→ Task brief: Using the listing below, extract each line that has the word "title" in it.

*** Task material

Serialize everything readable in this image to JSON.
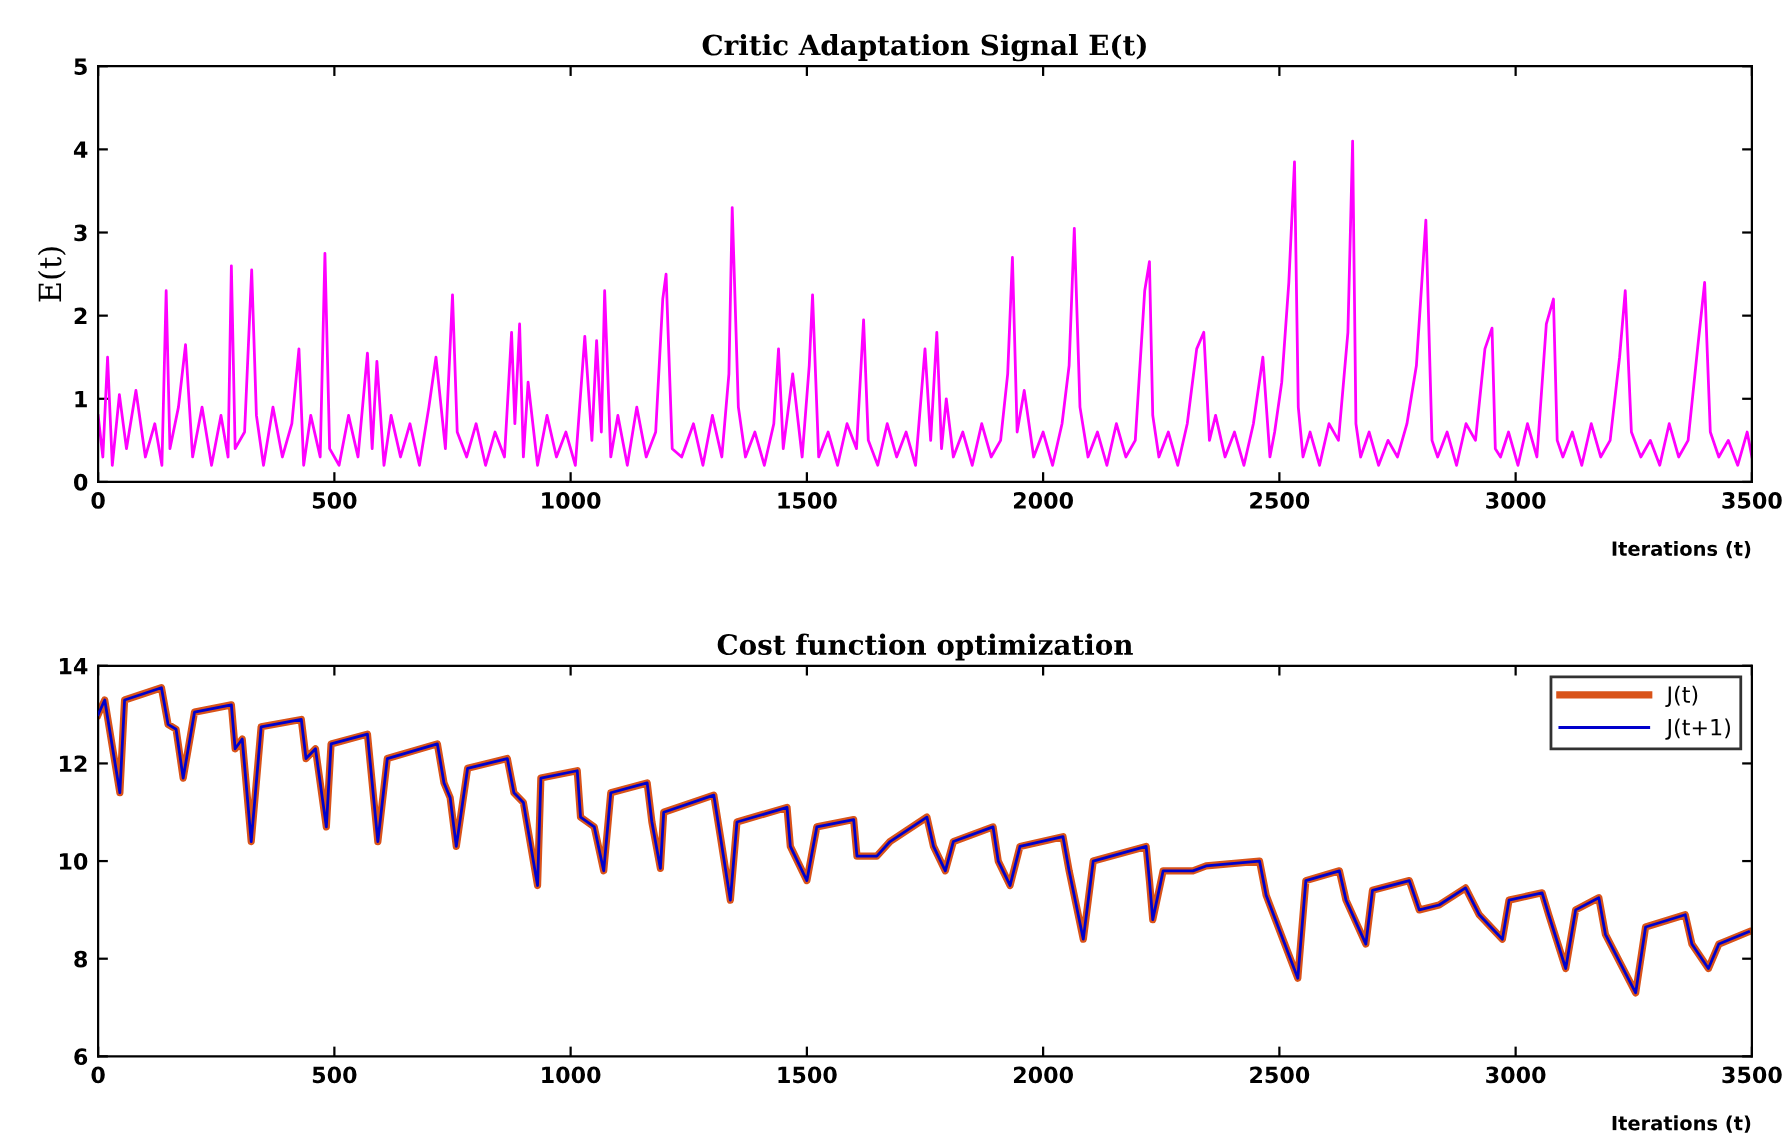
{
  "chart_data": [
    {
      "type": "line",
      "title": "Critic Adaptation Signal E(t)",
      "xlabel": "Iterations (t)",
      "ylabel": "E(t)",
      "xlim": [
        0,
        3500
      ],
      "ylim": [
        0,
        5
      ],
      "xticks": [
        0,
        500,
        1000,
        1500,
        2000,
        2500,
        3000,
        3500
      ],
      "yticks": [
        0,
        1,
        2,
        3,
        4,
        5
      ],
      "grid": false,
      "legend": false,
      "line_style": "solid",
      "series": [
        {
          "color": "#ff00ff",
          "x": [
            0,
            10,
            20,
            30,
            45,
            60,
            80,
            100,
            120,
            135,
            144,
            152,
            170,
            185,
            200,
            220,
            240,
            260,
            275,
            282,
            290,
            310,
            325,
            335,
            350,
            370,
            390,
            410,
            425,
            435,
            450,
            470,
            480,
            490,
            510,
            530,
            550,
            570,
            580,
            590,
            605,
            620,
            640,
            660,
            680,
            700,
            715,
            735,
            750,
            760,
            780,
            800,
            820,
            840,
            860,
            875,
            882,
            892,
            900,
            910,
            930,
            950,
            970,
            990,
            1010,
            1030,
            1045,
            1055,
            1065,
            1072,
            1085,
            1100,
            1120,
            1140,
            1160,
            1180,
            1195,
            1202,
            1215,
            1235,
            1260,
            1280,
            1300,
            1320,
            1335,
            1342,
            1355,
            1370,
            1390,
            1410,
            1430,
            1440,
            1450,
            1470,
            1490,
            1505,
            1512,
            1525,
            1545,
            1565,
            1585,
            1605,
            1620,
            1630,
            1650,
            1670,
            1690,
            1710,
            1730,
            1750,
            1762,
            1775,
            1785,
            1795,
            1810,
            1830,
            1850,
            1870,
            1890,
            1910,
            1925,
            1935,
            1945,
            1960,
            1980,
            2000,
            2020,
            2040,
            2055,
            2066,
            2078,
            2095,
            2115,
            2135,
            2155,
            2175,
            2195,
            2215,
            2225,
            2232,
            2245,
            2265,
            2285,
            2305,
            2325,
            2340,
            2352,
            2365,
            2385,
            2405,
            2425,
            2445,
            2465,
            2480,
            2490,
            2505,
            2520,
            2532,
            2540,
            2550,
            2565,
            2585,
            2605,
            2625,
            2645,
            2655,
            2662,
            2672,
            2690,
            2710,
            2730,
            2750,
            2770,
            2790,
            2810,
            2823,
            2835,
            2855,
            2875,
            2895,
            2915,
            2935,
            2950,
            2957,
            2968,
            2985,
            3005,
            3025,
            3045,
            3065,
            3080,
            3088,
            3100,
            3120,
            3140,
            3160,
            3180,
            3200,
            3220,
            3232,
            3245,
            3265,
            3285,
            3305,
            3325,
            3345,
            3365,
            3385,
            3400,
            3412,
            3430,
            3450,
            3470,
            3490,
            3500
          ],
          "values": [
            0.8,
            0.3,
            1.5,
            0.2,
            1.05,
            0.4,
            1.1,
            0.3,
            0.7,
            0.2,
            2.3,
            0.4,
            0.9,
            1.65,
            0.3,
            0.9,
            0.2,
            0.8,
            0.3,
            2.6,
            0.4,
            0.6,
            2.55,
            0.8,
            0.2,
            0.9,
            0.3,
            0.7,
            1.6,
            0.2,
            0.8,
            0.3,
            2.75,
            0.4,
            0.2,
            0.8,
            0.3,
            1.55,
            0.4,
            1.45,
            0.2,
            0.8,
            0.3,
            0.7,
            0.2,
            0.9,
            1.5,
            0.4,
            2.25,
            0.6,
            0.3,
            0.7,
            0.2,
            0.6,
            0.3,
            1.8,
            0.7,
            1.9,
            0.3,
            1.2,
            0.2,
            0.8,
            0.3,
            0.6,
            0.2,
            1.75,
            0.5,
            1.7,
            0.6,
            2.3,
            0.3,
            0.8,
            0.2,
            0.9,
            0.3,
            0.6,
            2.2,
            2.5,
            0.4,
            0.3,
            0.7,
            0.2,
            0.8,
            0.3,
            1.3,
            3.3,
            0.9,
            0.3,
            0.6,
            0.2,
            0.7,
            1.6,
            0.4,
            1.3,
            0.3,
            1.4,
            2.25,
            0.3,
            0.6,
            0.2,
            0.7,
            0.4,
            1.95,
            0.5,
            0.2,
            0.7,
            0.3,
            0.6,
            0.2,
            1.6,
            0.5,
            1.8,
            0.4,
            1.0,
            0.3,
            0.6,
            0.2,
            0.7,
            0.3,
            0.5,
            1.3,
            2.7,
            0.6,
            1.1,
            0.3,
            0.6,
            0.2,
            0.7,
            1.4,
            3.05,
            0.9,
            0.3,
            0.6,
            0.2,
            0.7,
            0.3,
            0.5,
            2.3,
            2.65,
            0.8,
            0.3,
            0.6,
            0.2,
            0.7,
            1.6,
            1.8,
            0.5,
            0.8,
            0.3,
            0.6,
            0.2,
            0.7,
            1.5,
            0.3,
            0.6,
            1.2,
            2.4,
            3.85,
            0.9,
            0.3,
            0.6,
            0.2,
            0.7,
            0.5,
            1.8,
            4.1,
            0.7,
            0.3,
            0.6,
            0.2,
            0.5,
            0.3,
            0.7,
            1.4,
            3.15,
            0.5,
            0.3,
            0.6,
            0.2,
            0.7,
            0.5,
            1.6,
            1.85,
            0.4,
            0.3,
            0.6,
            0.2,
            0.7,
            0.3,
            1.9,
            2.2,
            0.5,
            0.3,
            0.6,
            0.2,
            0.7,
            0.3,
            0.5,
            1.5,
            2.3,
            0.6,
            0.3,
            0.5,
            0.2,
            0.7,
            0.3,
            0.5,
            1.6,
            2.4,
            0.6,
            0.3,
            0.5,
            0.2,
            0.6,
            0.3
          ]
        }
      ]
    },
    {
      "type": "line",
      "title": "Cost function optimization",
      "xlabel": "Iterations (t)",
      "xlim": [
        0,
        3500
      ],
      "ylim": [
        6,
        14
      ],
      "xticks": [
        0,
        500,
        1000,
        1500,
        2000,
        2500,
        3000,
        3500
      ],
      "yticks": [
        6,
        8,
        10,
        12,
        14
      ],
      "grid": false,
      "legend": "top right",
      "line_style": "solid",
      "x": [
        0,
        14,
        46,
        56,
        134,
        148,
        165,
        180,
        204,
        282,
        290,
        305,
        324,
        345,
        430,
        440,
        460,
        483,
        493,
        570,
        578,
        592,
        612,
        718,
        732,
        745,
        758,
        782,
        866,
        880,
        900,
        930,
        937,
        1014,
        1021,
        1050,
        1070,
        1085,
        1162,
        1172,
        1190,
        1197,
        1303,
        1317,
        1338,
        1352,
        1458,
        1465,
        1500,
        1521,
        1599,
        1606,
        1648,
        1676,
        1754,
        1768,
        1793,
        1810,
        1894,
        1905,
        1930,
        1951,
        2042,
        2055,
        2085,
        2106,
        2218,
        2225,
        2232,
        2254,
        2317,
        2345,
        2458,
        2472,
        2539,
        2556,
        2627,
        2641,
        2683,
        2697,
        2775,
        2796,
        2838,
        2894,
        2923,
        2972,
        2986,
        3056,
        3070,
        3106,
        3127,
        3176,
        3190,
        3254,
        3275,
        3359,
        3373,
        3408,
        3430,
        3493
      ],
      "series": [
        {
          "name": "J(t)",
          "color": "#d95319",
          "values": [
            13.0,
            13.3,
            11.4,
            13.3,
            13.55,
            12.8,
            12.7,
            11.7,
            13.05,
            13.2,
            12.3,
            12.5,
            10.4,
            12.75,
            12.9,
            12.1,
            12.3,
            10.7,
            12.4,
            12.6,
            11.8,
            10.4,
            12.1,
            12.4,
            11.6,
            11.3,
            10.3,
            11.9,
            12.1,
            11.4,
            11.2,
            9.5,
            11.7,
            11.85,
            10.9,
            10.7,
            9.8,
            11.4,
            11.6,
            10.8,
            9.85,
            11.0,
            11.35,
            10.5,
            9.2,
            10.8,
            11.1,
            10.3,
            9.6,
            10.7,
            10.85,
            10.1,
            10.1,
            10.4,
            10.9,
            10.3,
            9.8,
            10.4,
            10.7,
            10.0,
            9.5,
            10.3,
            10.5,
            9.8,
            8.4,
            10.0,
            10.3,
            9.6,
            8.8,
            9.8,
            9.8,
            9.9,
            10.0,
            9.3,
            7.6,
            9.6,
            9.8,
            9.2,
            8.3,
            9.4,
            9.6,
            9.0,
            9.1,
            9.45,
            8.9,
            8.4,
            9.2,
            9.35,
            8.9,
            7.8,
            9.0,
            9.25,
            8.5,
            7.3,
            8.65,
            8.9,
            8.3,
            7.8,
            8.3,
            8.55
          ]
        },
        {
          "name": "J(t+1)",
          "color": "#0000cc",
          "values": [
            13.0,
            13.3,
            11.4,
            13.3,
            13.55,
            12.8,
            12.7,
            11.7,
            13.05,
            13.2,
            12.3,
            12.5,
            10.4,
            12.75,
            12.9,
            12.1,
            12.3,
            10.7,
            12.4,
            12.6,
            11.8,
            10.4,
            12.1,
            12.4,
            11.6,
            11.3,
            10.3,
            11.9,
            12.1,
            11.4,
            11.2,
            9.5,
            11.7,
            11.85,
            10.9,
            10.7,
            9.8,
            11.4,
            11.6,
            10.8,
            9.85,
            11.0,
            11.35,
            10.5,
            9.2,
            10.8,
            11.1,
            10.3,
            9.6,
            10.7,
            10.85,
            10.1,
            10.1,
            10.4,
            10.9,
            10.3,
            9.8,
            10.4,
            10.7,
            10.0,
            9.5,
            10.3,
            10.5,
            9.8,
            8.4,
            10.0,
            10.3,
            9.6,
            8.8,
            9.8,
            9.8,
            9.9,
            10.0,
            9.3,
            7.6,
            9.6,
            9.8,
            9.2,
            8.3,
            9.4,
            9.6,
            9.0,
            9.1,
            9.45,
            8.9,
            8.4,
            9.2,
            9.35,
            8.9,
            7.8,
            9.0,
            9.25,
            8.5,
            7.3,
            8.65,
            8.9,
            8.3,
            7.8,
            8.3,
            8.55
          ]
        }
      ]
    }
  ]
}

******

→ Answer below:
      "title": "Critic Adaptation Signal E(t)",
      "title": "Cost function optimization",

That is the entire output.